AIM OF THE TASK:
Skip any picture you find and retype all the remaining lines exactly.

**** INPUT ROWS

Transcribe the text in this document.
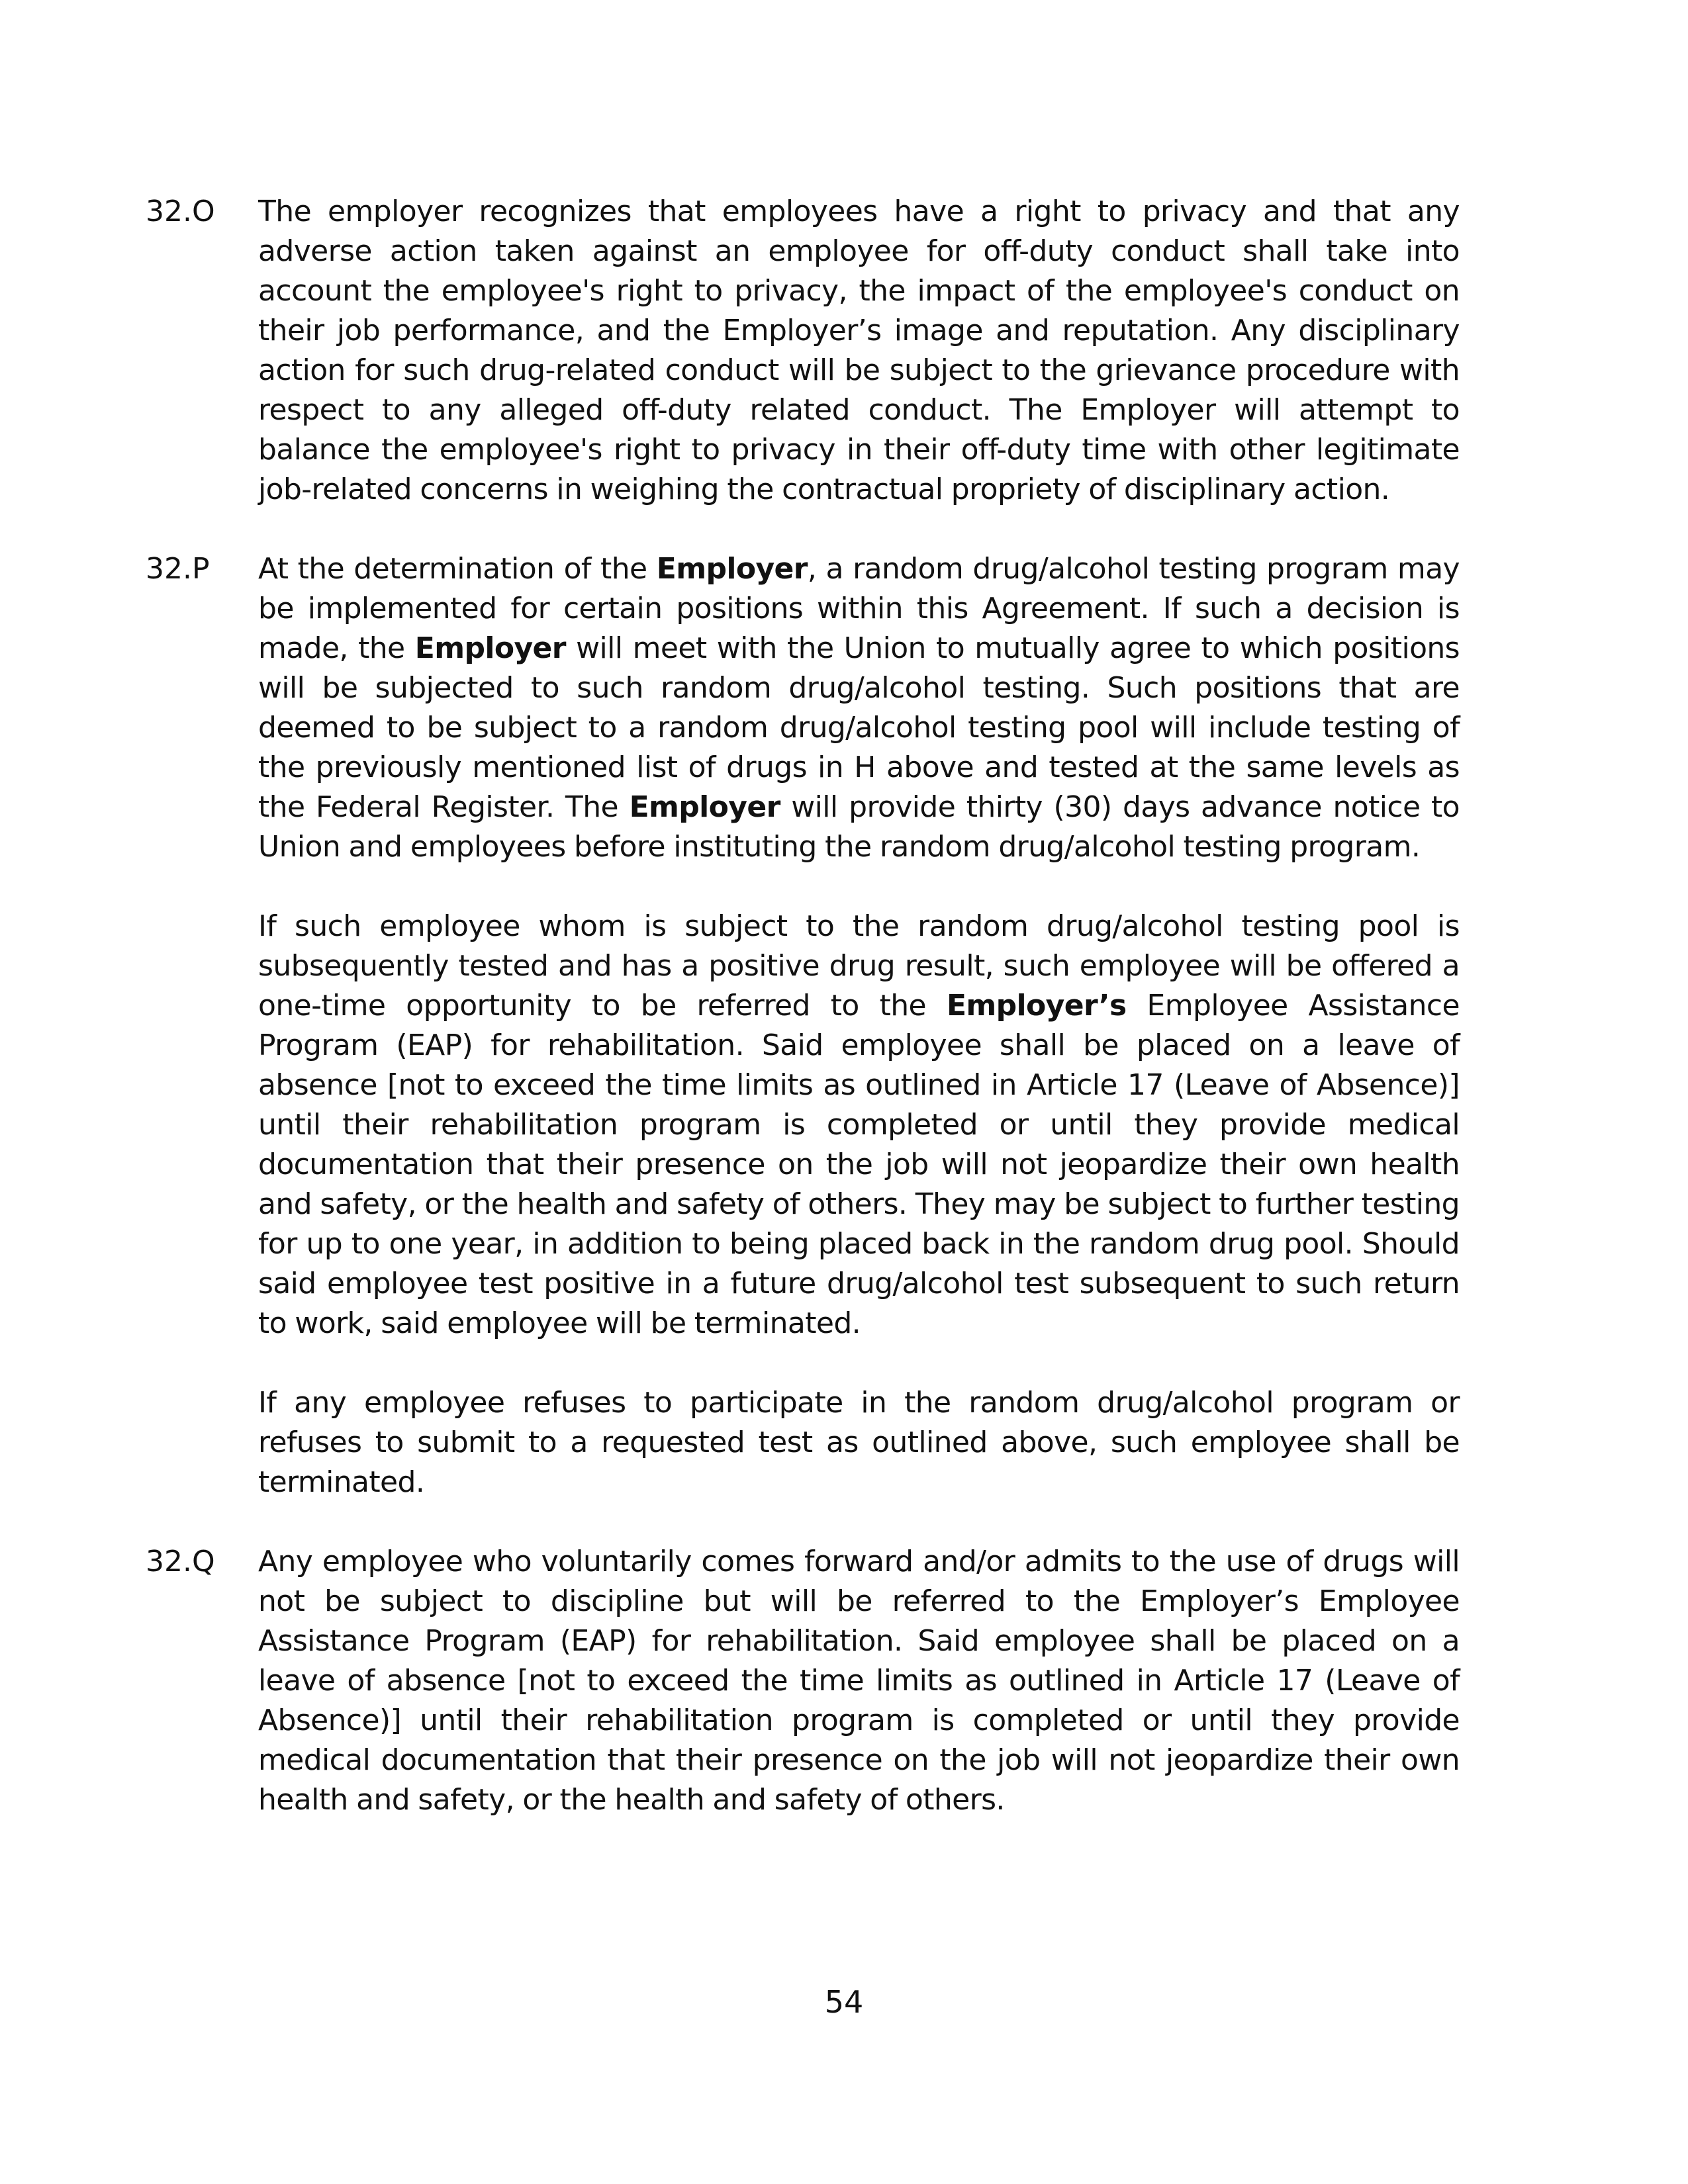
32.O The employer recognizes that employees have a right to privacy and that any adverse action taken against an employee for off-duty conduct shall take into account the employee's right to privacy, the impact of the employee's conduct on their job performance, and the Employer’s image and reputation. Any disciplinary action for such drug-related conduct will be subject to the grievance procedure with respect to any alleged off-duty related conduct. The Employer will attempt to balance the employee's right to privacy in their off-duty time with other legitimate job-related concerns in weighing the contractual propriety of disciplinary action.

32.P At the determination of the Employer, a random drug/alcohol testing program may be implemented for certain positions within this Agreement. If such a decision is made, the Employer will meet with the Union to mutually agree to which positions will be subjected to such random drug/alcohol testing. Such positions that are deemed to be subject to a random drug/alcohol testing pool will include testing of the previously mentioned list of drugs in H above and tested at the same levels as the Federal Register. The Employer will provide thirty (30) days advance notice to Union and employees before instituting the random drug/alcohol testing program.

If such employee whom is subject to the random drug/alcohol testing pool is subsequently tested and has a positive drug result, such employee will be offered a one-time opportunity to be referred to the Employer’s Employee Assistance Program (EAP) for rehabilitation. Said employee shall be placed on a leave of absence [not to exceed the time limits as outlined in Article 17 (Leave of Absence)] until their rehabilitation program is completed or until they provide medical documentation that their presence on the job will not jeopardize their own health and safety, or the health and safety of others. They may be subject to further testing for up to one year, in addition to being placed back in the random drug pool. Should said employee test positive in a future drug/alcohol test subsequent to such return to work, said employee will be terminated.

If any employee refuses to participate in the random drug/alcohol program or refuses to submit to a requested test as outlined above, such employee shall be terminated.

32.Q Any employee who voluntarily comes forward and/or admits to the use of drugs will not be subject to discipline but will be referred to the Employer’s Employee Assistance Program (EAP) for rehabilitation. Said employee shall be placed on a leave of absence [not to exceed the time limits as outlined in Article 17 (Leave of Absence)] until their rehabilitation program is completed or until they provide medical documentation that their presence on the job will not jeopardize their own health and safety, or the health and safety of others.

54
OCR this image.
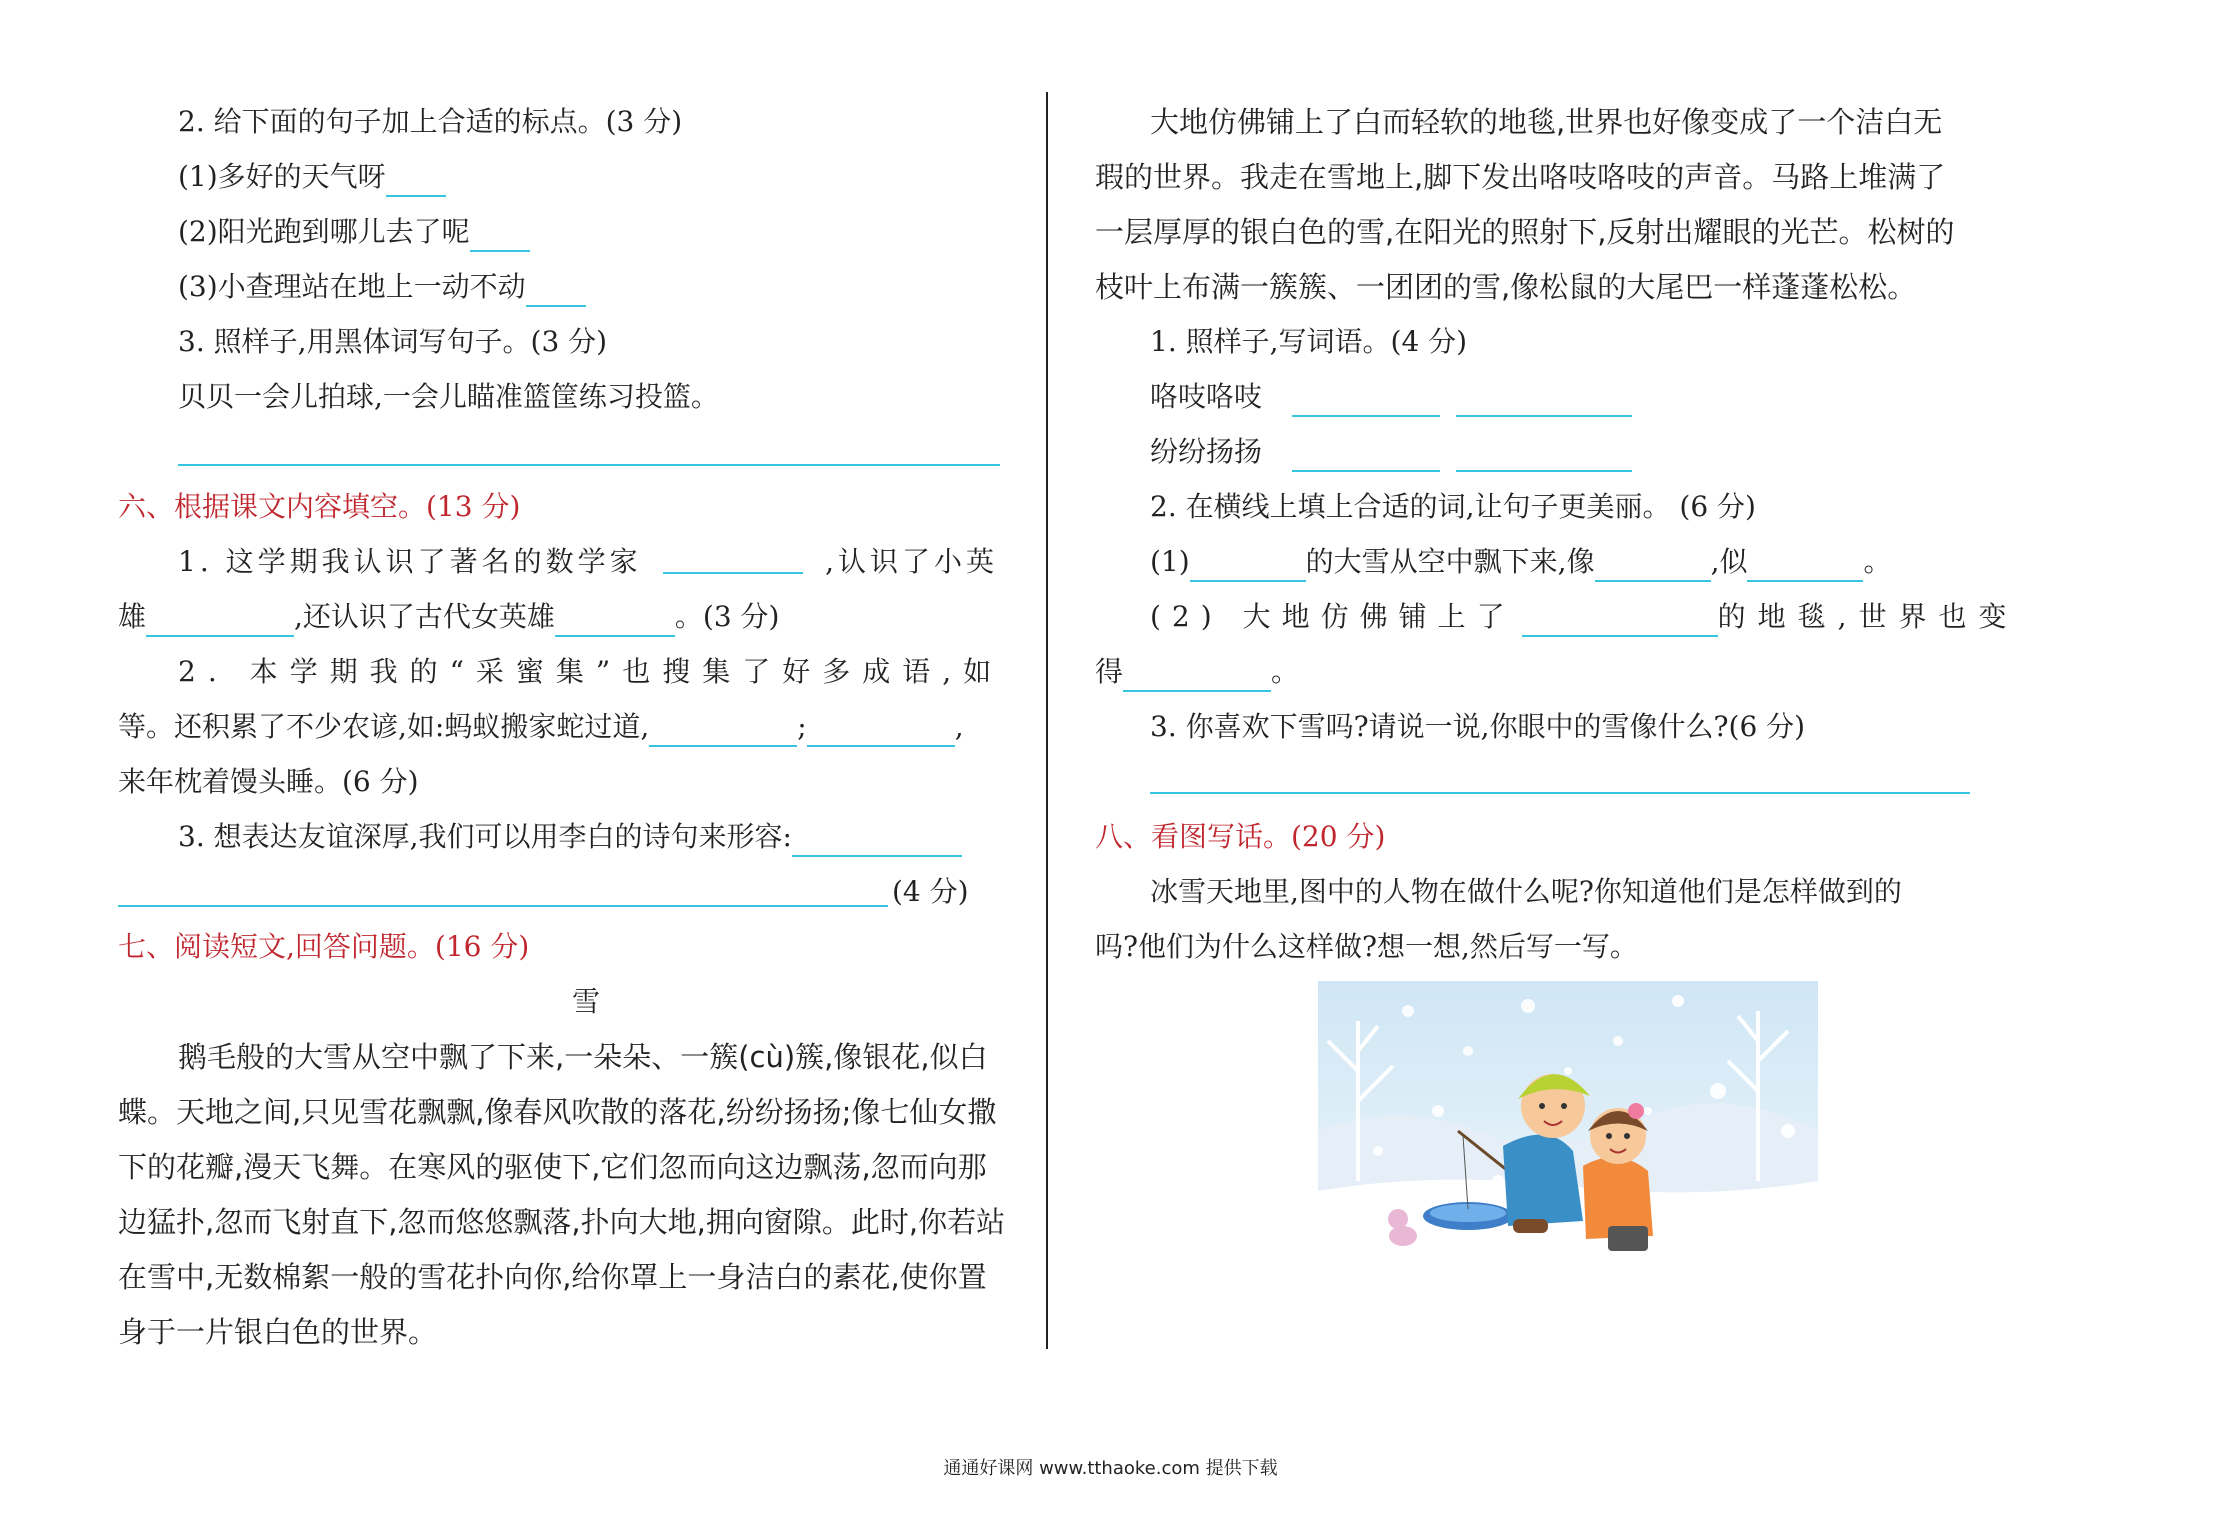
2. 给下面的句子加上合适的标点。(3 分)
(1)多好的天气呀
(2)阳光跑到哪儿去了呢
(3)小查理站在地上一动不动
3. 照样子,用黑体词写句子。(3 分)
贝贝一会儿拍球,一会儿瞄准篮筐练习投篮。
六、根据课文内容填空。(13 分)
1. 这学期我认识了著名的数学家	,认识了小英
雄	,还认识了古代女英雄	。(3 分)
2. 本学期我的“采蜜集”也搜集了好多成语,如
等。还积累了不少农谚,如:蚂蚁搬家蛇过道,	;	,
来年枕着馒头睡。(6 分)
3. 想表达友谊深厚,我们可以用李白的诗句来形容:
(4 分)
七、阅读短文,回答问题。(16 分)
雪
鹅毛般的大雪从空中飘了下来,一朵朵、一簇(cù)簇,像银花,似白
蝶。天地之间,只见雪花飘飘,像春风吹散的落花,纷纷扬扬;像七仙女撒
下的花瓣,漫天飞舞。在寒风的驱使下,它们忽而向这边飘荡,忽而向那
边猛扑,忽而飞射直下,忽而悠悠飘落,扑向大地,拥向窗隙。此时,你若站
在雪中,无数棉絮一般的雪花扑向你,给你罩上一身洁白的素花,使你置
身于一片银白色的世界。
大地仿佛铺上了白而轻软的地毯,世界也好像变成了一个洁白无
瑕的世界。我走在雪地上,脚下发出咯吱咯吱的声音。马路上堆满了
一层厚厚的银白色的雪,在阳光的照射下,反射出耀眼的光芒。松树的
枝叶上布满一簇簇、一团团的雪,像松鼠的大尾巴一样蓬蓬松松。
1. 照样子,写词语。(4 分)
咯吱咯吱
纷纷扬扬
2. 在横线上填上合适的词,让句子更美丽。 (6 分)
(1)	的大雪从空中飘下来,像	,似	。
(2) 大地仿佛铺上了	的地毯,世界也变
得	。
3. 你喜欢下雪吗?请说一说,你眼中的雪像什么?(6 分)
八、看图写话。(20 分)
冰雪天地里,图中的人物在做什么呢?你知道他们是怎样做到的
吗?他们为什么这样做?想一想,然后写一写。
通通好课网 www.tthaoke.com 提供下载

********

EXERCISE SOLUTION:
Transcribe the text in this document.
32.O The employer recognizes that employees have a right to privacy and that any adverse action taken against an employee for off-duty conduct shall take into account the employee's right to privacy, the impact of the employee's conduct on their job performance, and the Employer’s image and reputation. Any disciplinary action for such drug-related conduct will be subject to the grievance procedure with respect to any alleged off-duty related conduct. The Employer will attempt to balance the employee's right to privacy in their off-duty time with other legitimate job-related concerns in weighing the contractual propriety of disciplinary action.

32.P At the determination of the Employer, a random drug/alcohol testing program may be implemented for certain positions within this Agreement. If such a decision is made, the Employer will meet with the Union to mutually agree to which positions will be subjected to such random drug/alcohol testing. Such positions that are deemed to be subject to a random drug/alcohol testing pool will include testing of the previously mentioned list of drugs in H above and tested at the same levels as the Federal Register. The Employer will provide thirty (30) days advance notice to Union and employees before instituting the random drug/alcohol testing program.

If such employee whom is subject to the random drug/alcohol testing pool is subsequently tested and has a positive drug result, such employee will be offered a one-time opportunity to be referred to the Employer’s Employee Assistance Program (EAP) for rehabilitation. Said employee shall be placed on a leave of absence [not to exceed the time limits as outlined in Article 17 (Leave of Absence)] until their rehabilitation program is completed or until they provide medical documentation that their presence on the job will not jeopardize their own health and safety, or the health and safety of others. They may be subject to further testing for up to one year, in addition to being placed back in the random drug pool. Should said employee test positive in a future drug/alcohol test subsequent to such return to work, said employee will be terminated.

If any employee refuses to participate in the random drug/alcohol program or refuses to submit to a requested test as outlined above, such employee shall be terminated.

32.Q Any employee who voluntarily comes forward and/or admits to the use of drugs will not be subject to discipline but will be referred to the Employer’s Employee Assistance Program (EAP) for rehabilitation. Said employee shall be placed on a leave of absence [not to exceed the time limits as outlined in Article 17 (Leave of Absence)] until their rehabilitation program is completed or until they provide medical documentation that their presence on the job will not jeopardize their own health and safety, or the health and safety of others.

54
OCR this image.
2. 给下面的句子加上合适的标点。(3 分)
(1)多好的天气呀
(2)阳光跑到哪儿去了呢
(3)小查理站在地上一动不动
3. 照样子,用黑体词写句子。(3 分)
贝贝一会儿拍球,一会儿瞄准篮筐练习投篮。
六、根据课文内容填空。(13 分)
1. 这学期我认识了著名的数学家	,认识了小英
雄	,还认识了古代女英雄	。(3 分)
2. 本学期我的“采蜜集”也搜集了好多成语,如
等。还积累了不少农谚,如:蚂蚁搬家蛇过道,	;	,
来年枕着馒头睡。(6 分)
3. 想表达友谊深厚,我们可以用李白的诗句来形容:
(4 分)
七、阅读短文,回答问题。(16 分)
雪
鹅毛般的大雪从空中飘了下来,一朵朵、一簇(cù)簇,像银花,似白
蝶。天地之间,只见雪花飘飘,像春风吹散的落花,纷纷扬扬;像七仙女撒
下的花瓣,漫天飞舞。在寒风的驱使下,它们忽而向这边飘荡,忽而向那
边猛扑,忽而飞射直下,忽而悠悠飘落,扑向大地,拥向窗隙。此时,你若站
在雪中,无数棉絮一般的雪花扑向你,给你罩上一身洁白的素花,使你置
身于一片银白色的世界。
大地仿佛铺上了白而轻软的地毯,世界也好像变成了一个洁白无
瑕的世界。我走在雪地上,脚下发出咯吱咯吱的声音。马路上堆满了
一层厚厚的银白色的雪,在阳光的照射下,反射出耀眼的光芒。松树的
枝叶上布满一簇簇、一团团的雪,像松鼠的大尾巴一样蓬蓬松松。
1. 照样子,写词语。(4 分)
咯吱咯吱
纷纷扬扬
2. 在横线上填上合适的词,让句子更美丽。 (6 分)
(1)	的大雪从空中飘下来,像	,似	。
(2) 大地仿佛铺上了	的地毯,世界也变
得	。
3. 你喜欢下雪吗?请说一说,你眼中的雪像什么?(6 分)
八、看图写话。(20 分)
冰雪天地里,图中的人物在做什么呢?你知道他们是怎样做到的
吗?他们为什么这样做?想一想,然后写一写。
通通好课网 www.tthaoke.com 提供下载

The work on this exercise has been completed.